▼

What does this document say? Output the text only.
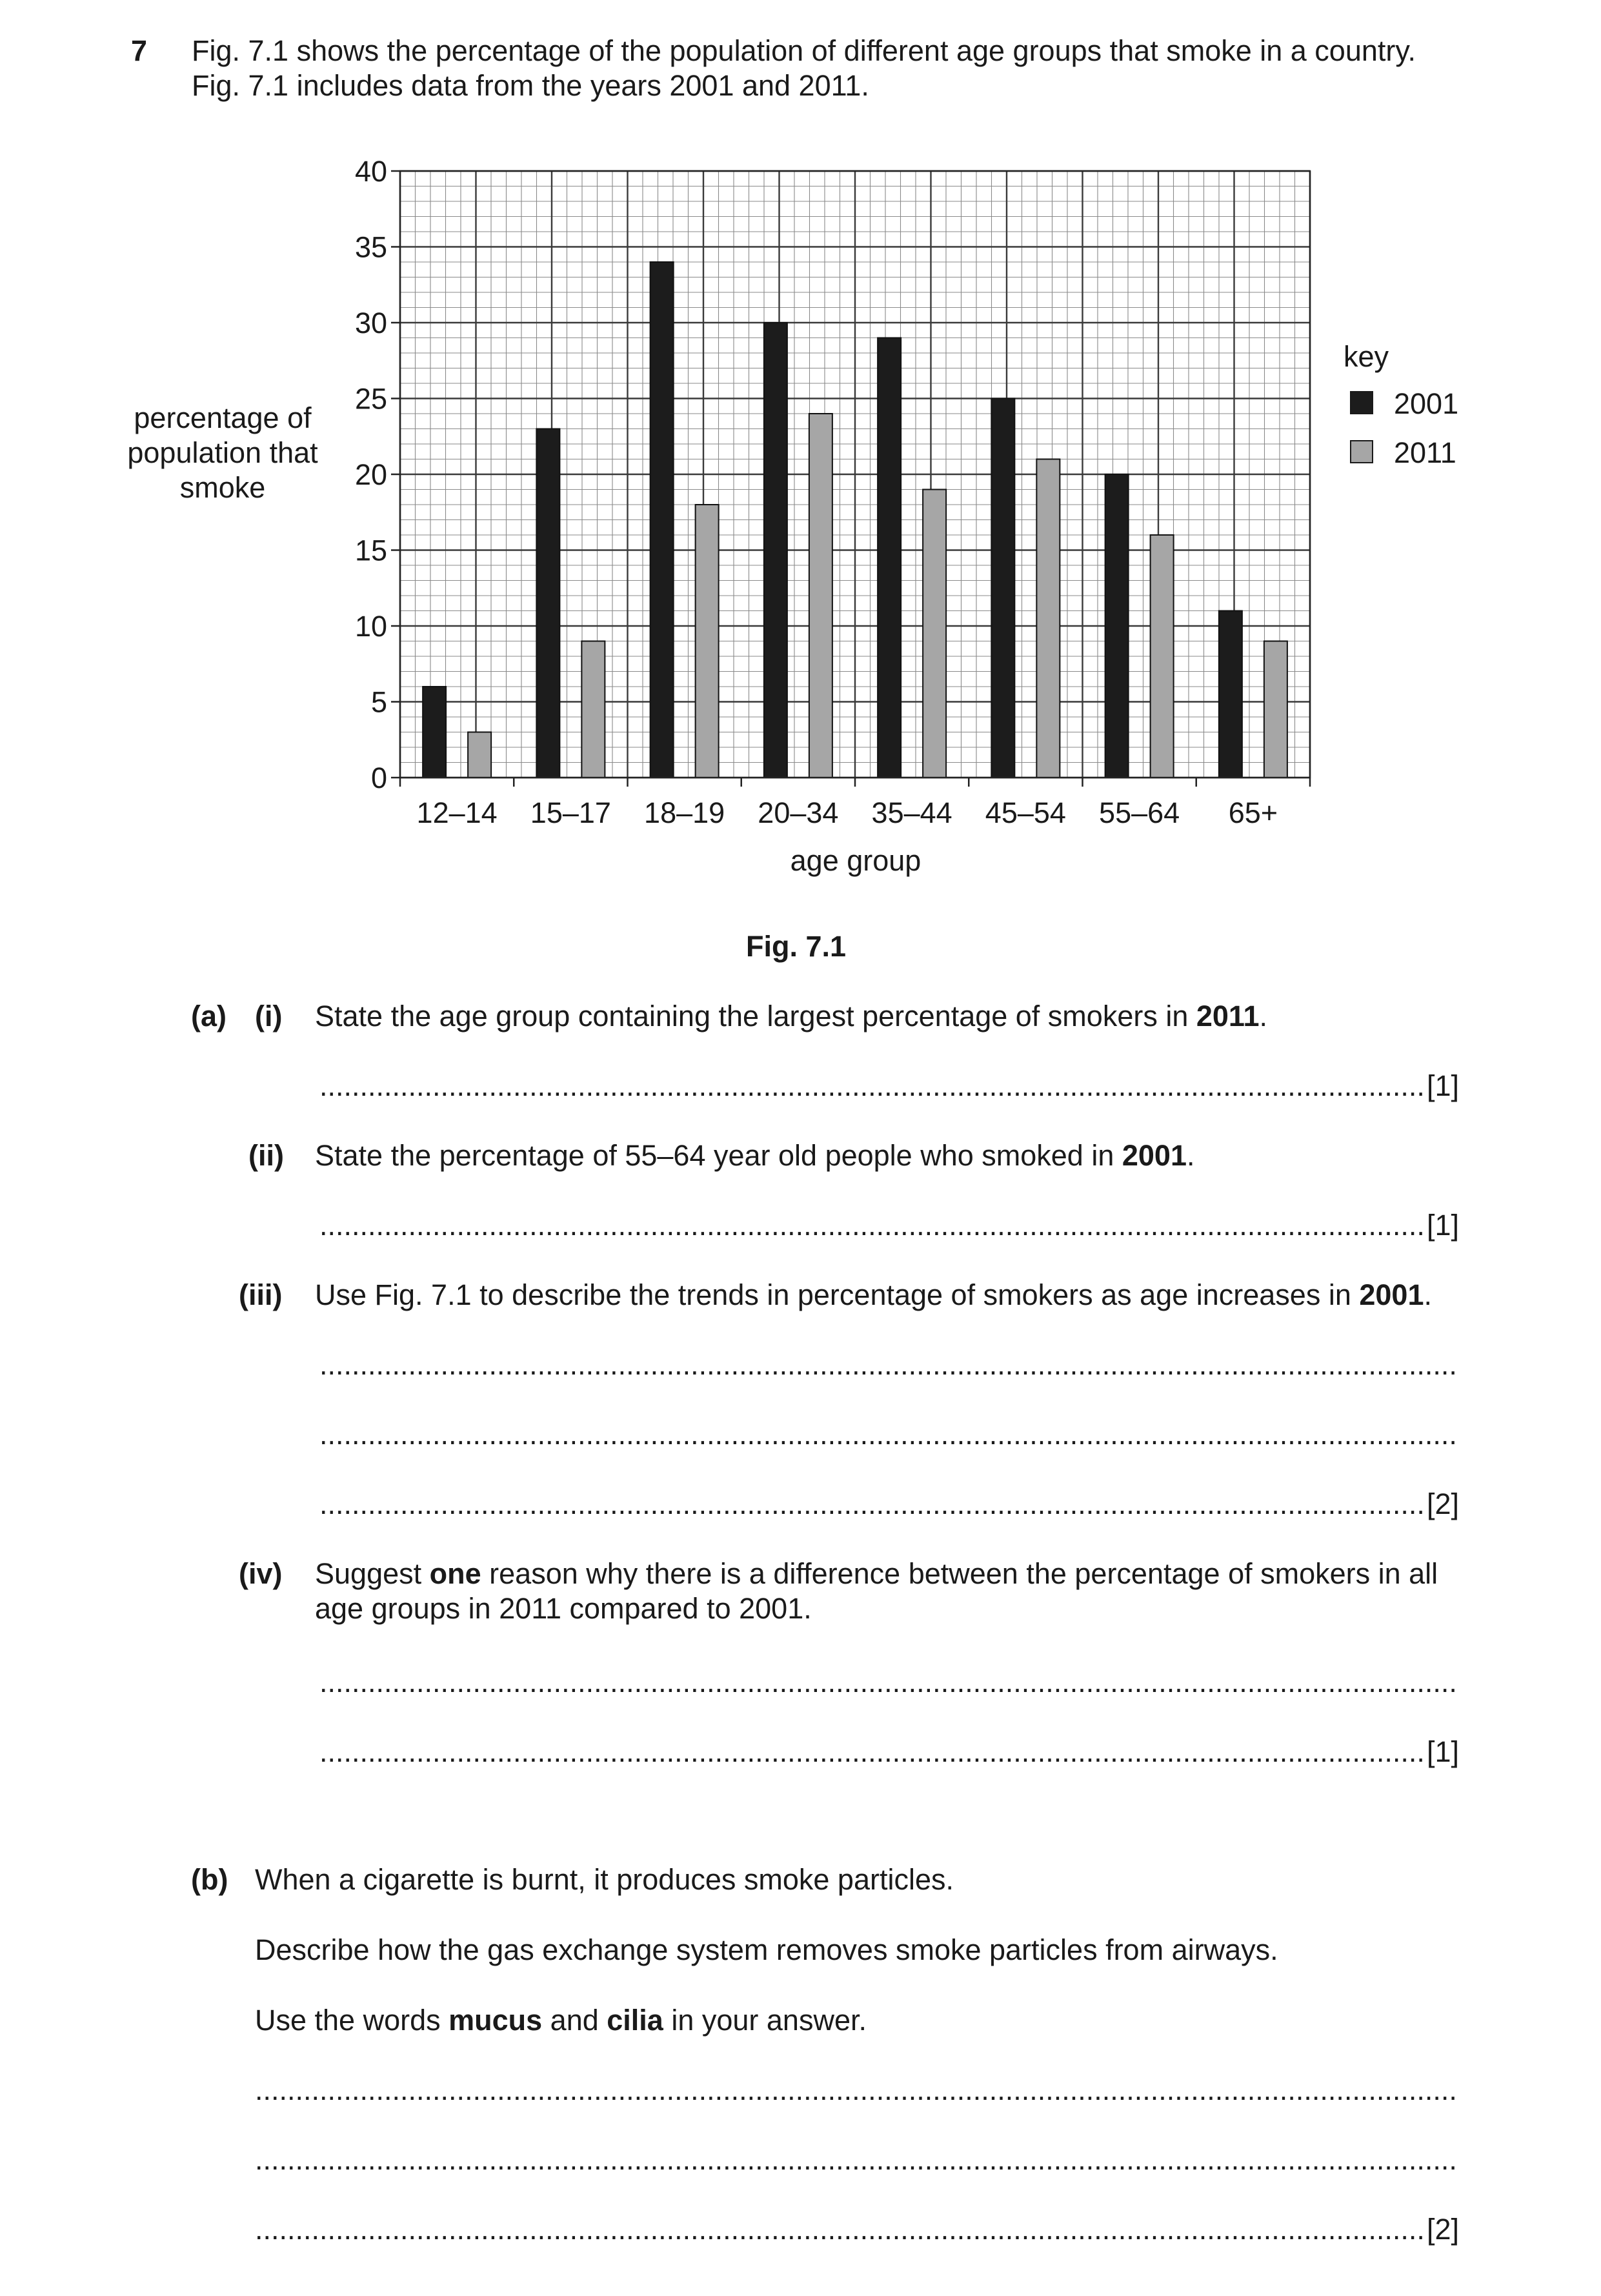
7 Fig. 7.1 shows the percentage of the population of different age groups that smoke in a country.
Fig. 7.1 includes data from the years 2001 and 2011.
0
5
10
15
20
25
30
35
40
12–14 15–17 18–19 20–34 35–44 45–54 55–64 65+
age group
percentage of
population that
smoke
key
2001
2011
Fig. 7.1
(a) (i) State the age group containing the largest percentage of smokers in 2011.
.....
[1]
(ii) State the percentage of 55–64 year old people who smoked in 2001.
.....
[1]
(iii) Use Fig. 7.1 to describe the trends in percentage of smokers as age increases in 2001.
.....
.....
.....
[2]
(iv) Suggest one reason why there is a difference between the percentage of smokers in all
age groups in 2011 compared to 2001.
.....
.....
[1]
(b) When a cigarette is burnt, it produces smoke particles.
Describe how the gas exchange system removes smoke particles from airways.
Use the words mucus and cilia in your answer.
.....
.....
.....
[2]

▲

*WRITTEN INSTRUCTION*.
Repeat each entry exactly as given; no pictures belong in the copy.

*THE REPLY*.
What does this document say? Output the text only.
7 Fig. 7.1 shows the percentage of the population of different age groups that smoke in a country.
Fig. 7.1 includes data from the years 2001 and 2011.
0
5
10
15
20
25
30
35
40
12–14 15–17 18–19 20–34 35–44 45–54 55–64 65+
age group
percentage of
population that
smoke
key
2001
2011
Fig. 7.1
(a) (i) State the age group containing the largest percentage of smokers in 2011.
.....
[1]
(ii) State the percentage of 55–64 year old people who smoked in 2001.
.....
[1]
(iii) Use Fig. 7.1 to describe the trends in percentage of smokers as age increases in 2001.
.....
.....
.....
[2]
(iv) Suggest one reason why there is a difference between the percentage of smokers in all
age groups in 2011 compared to 2001.
.....
.....
[1]
(b) When a cigarette is burnt, it produces smoke particles.
Describe how the gas exchange system removes smoke particles from airways.
Use the words mucus and cilia in your answer.
.....
.....
.....
[2]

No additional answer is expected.